• **Set problem**:
Copy every entry exactly as given, minus the images.

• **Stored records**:
- - - -

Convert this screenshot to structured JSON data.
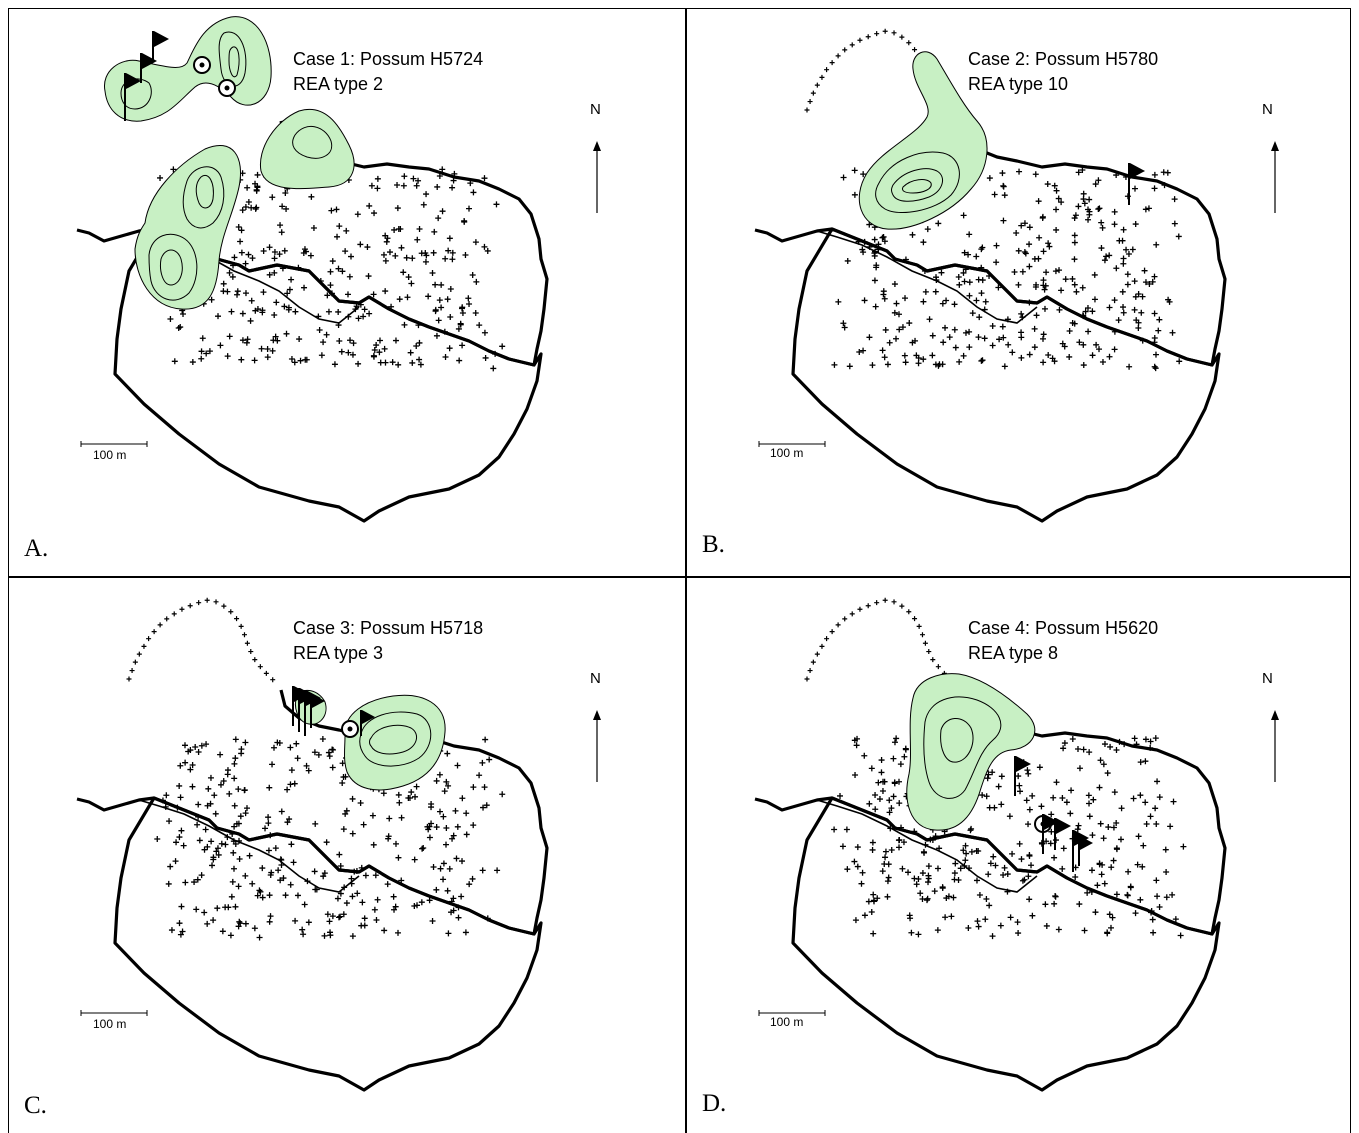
{
  "figure": {
    "north_label": "N",
    "scale_label": "100 m",
    "colors": {
      "kernel_fill": "#c8f0c4",
      "kernel_line": "#000000",
      "boundary": "#000000"
    },
    "panels": [
      {
        "letter": "A.",
        "title": "Case 1: Possum H5724",
        "subtitle": "REA type 2",
        "markers": [
          "flag-icon",
          "flag-icon",
          "flag-icon",
          "target-icon",
          "target-icon"
        ]
      },
      {
        "letter": "B.",
        "title": "Case 2: Possum H5780",
        "subtitle": "REA type 10",
        "markers": [
          "flag-icon"
        ]
      },
      {
        "letter": "C.",
        "title": "Case 3: Possum H5718",
        "subtitle": "REA type 3",
        "markers": [
          "flag-cluster-icon",
          "target-icon",
          "flag-icon"
        ]
      },
      {
        "letter": "D.",
        "title": "Case 4: Possum H5620",
        "subtitle": "REA type 8",
        "markers": [
          "flag-icon",
          "target-icon",
          "flag-cluster-icon"
        ]
      }
    ]
  }
}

- - - -

• **Answer for the task**:
Convert this screenshot to structured JSON data.
{
  "figure": {
    "north_label": "N",
    "scale_label": "100 m",
    "colors": {
      "kernel_fill": "#c8f0c4",
      "kernel_line": "#000000",
      "boundary": "#000000"
    },
    "panels": [
      {
        "letter": "A.",
        "title": "Case 1: Possum H5724",
        "subtitle": "REA type 2",
        "markers": [
          "flag-icon",
          "flag-icon",
          "flag-icon",
          "target-icon",
          "target-icon"
        ]
      },
      {
        "letter": "B.",
        "title": "Case 2: Possum H5780",
        "subtitle": "REA type 10",
        "markers": [
          "flag-icon"
        ]
      },
      {
        "letter": "C.",
        "title": "Case 3: Possum H5718",
        "subtitle": "REA type 3",
        "markers": [
          "flag-cluster-icon",
          "target-icon",
          "flag-icon"
        ]
      },
      {
        "letter": "D.",
        "title": "Case 4: Possum H5620",
        "subtitle": "REA type 8",
        "markers": [
          "flag-icon",
          "target-icon",
          "flag-cluster-icon"
        ]
      }
    ]
  }
}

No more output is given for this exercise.